Dataset entries on figures
====================
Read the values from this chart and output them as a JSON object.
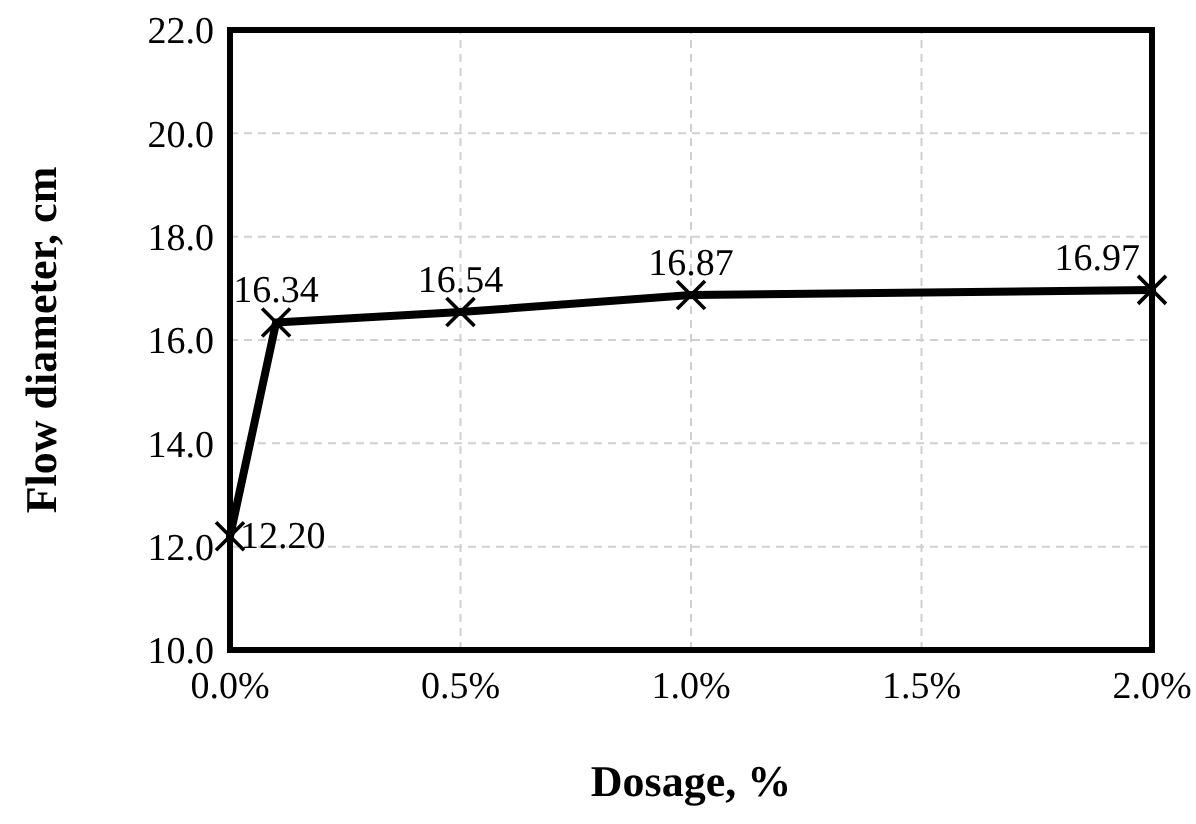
{
  "chart_data": {
    "type": "line",
    "xlabel": "Dosage, %",
    "ylabel": "Flow diameter, cm",
    "x": [
      0,
      0.1,
      0.5,
      1.0,
      2.0
    ],
    "series": [
      {
        "color": "#000000",
        "values": [
          12.2,
          16.34,
          16.54,
          16.87,
          16.97
        ],
        "value_labels": [
          "12.20",
          "16.34",
          "16.54",
          "16.87",
          "16.97"
        ]
      }
    ],
    "xlim": [
      0,
      2
    ],
    "xticks": [
      {
        "value": 0,
        "label": "0.0%"
      },
      {
        "value": 0.5,
        "label": "0.5%"
      },
      {
        "value": 1,
        "label": "1.0%"
      },
      {
        "value": 1.5,
        "label": "1.5%"
      },
      {
        "value": 2,
        "label": "2.0%"
      }
    ],
    "ylim": [
      10,
      22
    ],
    "yticks": [
      {
        "value": 10,
        "label": "10.0"
      },
      {
        "value": 12,
        "label": "12.0"
      },
      {
        "value": 14,
        "label": "14.0"
      },
      {
        "value": 16,
        "label": "16.0"
      },
      {
        "value": 18,
        "label": "18.0"
      },
      {
        "value": 20,
        "label": "20.0"
      },
      {
        "value": 22,
        "label": "22.0"
      }
    ],
    "grid": true,
    "marker": "cross",
    "line_style": "solid"
  }
}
====================
CHALLENGE>
Repeat each record exactly as shown above, dropping all images.

RESPONSE TO THIS TASK>
Read the values from this chart and output them as a JSON object.
{
  "chart_data": {
    "type": "line",
    "xlabel": "Dosage, %",
    "ylabel": "Flow diameter, cm",
    "x": [
      0,
      0.1,
      0.5,
      1.0,
      2.0
    ],
    "series": [
      {
        "color": "#000000",
        "values": [
          12.2,
          16.34,
          16.54,
          16.87,
          16.97
        ],
        "value_labels": [
          "12.20",
          "16.34",
          "16.54",
          "16.87",
          "16.97"
        ]
      }
    ],
    "xlim": [
      0,
      2
    ],
    "xticks": [
      {
        "value": 0,
        "label": "0.0%"
      },
      {
        "value": 0.5,
        "label": "0.5%"
      },
      {
        "value": 1,
        "label": "1.0%"
      },
      {
        "value": 1.5,
        "label": "1.5%"
      },
      {
        "value": 2,
        "label": "2.0%"
      }
    ],
    "ylim": [
      10,
      22
    ],
    "yticks": [
      {
        "value": 10,
        "label": "10.0"
      },
      {
        "value": 12,
        "label": "12.0"
      },
      {
        "value": 14,
        "label": "14.0"
      },
      {
        "value": 16,
        "label": "16.0"
      },
      {
        "value": 18,
        "label": "18.0"
      },
      {
        "value": 20,
        "label": "20.0"
      },
      {
        "value": 22,
        "label": "22.0"
      }
    ],
    "grid": true,
    "marker": "cross",
    "line_style": "solid"
  }
}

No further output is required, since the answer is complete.